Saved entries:
— Start —
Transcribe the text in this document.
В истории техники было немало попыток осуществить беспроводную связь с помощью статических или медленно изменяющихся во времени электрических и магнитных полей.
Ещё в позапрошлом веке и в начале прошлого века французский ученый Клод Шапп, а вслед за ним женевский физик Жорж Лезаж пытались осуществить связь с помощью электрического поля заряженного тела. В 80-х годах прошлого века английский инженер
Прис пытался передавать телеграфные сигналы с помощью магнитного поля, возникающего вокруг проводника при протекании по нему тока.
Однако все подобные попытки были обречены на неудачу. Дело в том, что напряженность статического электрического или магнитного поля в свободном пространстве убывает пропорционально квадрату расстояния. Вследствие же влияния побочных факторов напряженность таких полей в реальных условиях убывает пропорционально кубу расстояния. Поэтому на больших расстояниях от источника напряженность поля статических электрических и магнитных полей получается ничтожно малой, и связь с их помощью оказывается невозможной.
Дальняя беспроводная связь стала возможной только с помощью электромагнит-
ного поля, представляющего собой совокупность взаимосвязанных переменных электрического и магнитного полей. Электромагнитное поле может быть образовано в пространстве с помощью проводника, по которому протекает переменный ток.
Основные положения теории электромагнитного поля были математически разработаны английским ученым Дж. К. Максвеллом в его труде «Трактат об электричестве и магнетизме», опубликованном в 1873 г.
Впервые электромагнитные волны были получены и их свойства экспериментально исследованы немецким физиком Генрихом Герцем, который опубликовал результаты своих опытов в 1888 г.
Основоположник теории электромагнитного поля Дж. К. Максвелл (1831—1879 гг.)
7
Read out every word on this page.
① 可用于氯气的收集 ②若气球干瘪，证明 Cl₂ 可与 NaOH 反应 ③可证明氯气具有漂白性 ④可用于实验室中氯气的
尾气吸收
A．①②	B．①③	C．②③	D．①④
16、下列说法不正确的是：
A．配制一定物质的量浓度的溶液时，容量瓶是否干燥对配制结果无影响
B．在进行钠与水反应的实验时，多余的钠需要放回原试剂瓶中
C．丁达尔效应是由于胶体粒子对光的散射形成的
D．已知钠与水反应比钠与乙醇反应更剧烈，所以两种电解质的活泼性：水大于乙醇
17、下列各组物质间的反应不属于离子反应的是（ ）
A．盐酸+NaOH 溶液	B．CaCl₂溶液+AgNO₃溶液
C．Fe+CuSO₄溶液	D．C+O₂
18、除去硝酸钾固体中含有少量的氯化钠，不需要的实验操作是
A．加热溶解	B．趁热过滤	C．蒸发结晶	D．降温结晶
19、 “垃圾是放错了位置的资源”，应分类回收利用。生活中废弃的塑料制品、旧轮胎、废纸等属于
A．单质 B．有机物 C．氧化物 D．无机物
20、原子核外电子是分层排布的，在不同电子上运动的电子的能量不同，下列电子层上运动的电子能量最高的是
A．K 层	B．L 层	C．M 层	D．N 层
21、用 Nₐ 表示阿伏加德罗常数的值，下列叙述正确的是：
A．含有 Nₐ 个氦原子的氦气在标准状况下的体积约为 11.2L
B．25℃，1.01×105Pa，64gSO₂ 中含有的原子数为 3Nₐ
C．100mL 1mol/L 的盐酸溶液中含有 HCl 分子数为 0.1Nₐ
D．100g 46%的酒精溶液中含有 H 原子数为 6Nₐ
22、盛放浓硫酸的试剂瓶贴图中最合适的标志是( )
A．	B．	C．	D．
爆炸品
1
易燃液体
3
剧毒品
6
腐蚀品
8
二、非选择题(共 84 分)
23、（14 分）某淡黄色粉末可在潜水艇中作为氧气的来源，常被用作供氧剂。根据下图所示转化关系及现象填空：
— End —
- What the exercise asks
Reproduce all data above, unchanged.

- Answer to this exercise
Transcribe the text in this document.
В истории техники было немало попыток осуществить беспроводную связь с помощью статических или медленно изменяющихся во времени электрических и магнитных полей.
Ещё в позапрошлом веке и в начале прошлого века французский ученый Клод Шапп, а вслед за ним женевский физик Жорж Лезаж пытались осуществить связь с помощью электрического поля заряженного тела. В 80-х годах прошлого века английский инженер
Прис пытался передавать телеграфные сигналы с помощью магнитного поля, возникающего вокруг проводника при протекании по нему тока.
Однако все подобные попытки были обречены на неудачу. Дело в том, что напряженность статического электрического или магнитного поля в свободном пространстве убывает пропорционально квадрату расстояния. Вследствие же влияния побочных факторов напряженность таких полей в реальных условиях убывает пропорционально кубу расстояния. Поэтому на больших расстояниях от источника напряженность поля статических электрических и магнитных полей получается ничтожно малой, и связь с их помощью оказывается невозможной.
Дальняя беспроводная связь стала возможной только с помощью электромагнит-
ного поля, представляющего собой совокупность взаимосвязанных переменных электрического и магнитного полей. Электромагнитное поле может быть образовано в пространстве с помощью проводника, по которому протекает переменный ток.
Основные положения теории электромагнитного поля были математически разработаны английским ученым Дж. К. Максвеллом в его труде «Трактат об электричестве и магнетизме», опубликованном в 1873 г.
Впервые электромагнитные волны были получены и их свойства экспериментально исследованы немецким физиком Генрихом Герцем, который опубликовал результаты своих опытов в 1888 г.
Основоположник теории электромагнитного поля Дж. К. Максвелл (1831—1879 гг.)
7
Read out every word on this page.
① 可用于氯气的收集 ②若气球干瘪，证明 Cl₂ 可与 NaOH 反应 ③可证明氯气具有漂白性 ④可用于实验室中氯气的
尾气吸收
A．①②	B．①③	C．②③	D．①④
16、下列说法不正确的是：
A．配制一定物质的量浓度的溶液时，容量瓶是否干燥对配制结果无影响
B．在进行钠与水反应的实验时，多余的钠需要放回原试剂瓶中
C．丁达尔效应是由于胶体粒子对光的散射形成的
D．已知钠与水反应比钠与乙醇反应更剧烈，所以两种电解质的活泼性：水大于乙醇
17、下列各组物质间的反应不属于离子反应的是（ ）
A．盐酸+NaOH 溶液	B．CaCl₂溶液+AgNO₃溶液
C．Fe+CuSO₄溶液	D．C+O₂
18、除去硝酸钾固体中含有少量的氯化钠，不需要的实验操作是
A．加热溶解	B．趁热过滤	C．蒸发结晶	D．降温结晶
19、 “垃圾是放错了位置的资源”，应分类回收利用。生活中废弃的塑料制品、旧轮胎、废纸等属于
A．单质 B．有机物 C．氧化物 D．无机物
20、原子核外电子是分层排布的，在不同电子上运动的电子的能量不同，下列电子层上运动的电子能量最高的是
A．K 层	B．L 层	C．M 层	D．N 层
21、用 Nₐ 表示阿伏加德罗常数的值，下列叙述正确的是：
A．含有 Nₐ 个氦原子的氦气在标准状况下的体积约为 11.2L
B．25℃，1.01×105Pa，64gSO₂ 中含有的原子数为 3Nₐ
C．100mL 1mol/L 的盐酸溶液中含有 HCl 分子数为 0.1Nₐ
D．100g 46%的酒精溶液中含有 H 原子数为 6Nₐ
22、盛放浓硫酸的试剂瓶贴图中最合适的标志是( )
A．	B．	C．	D．
爆炸品
1
易燃液体
3
剧毒品
6
腐蚀品
8
二、非选择题(共 84 分)
23、（14 分）某淡黄色粉末可在潜水艇中作为氧气的来源，常被用作供氧剂。根据下图所示转化关系及现象填空：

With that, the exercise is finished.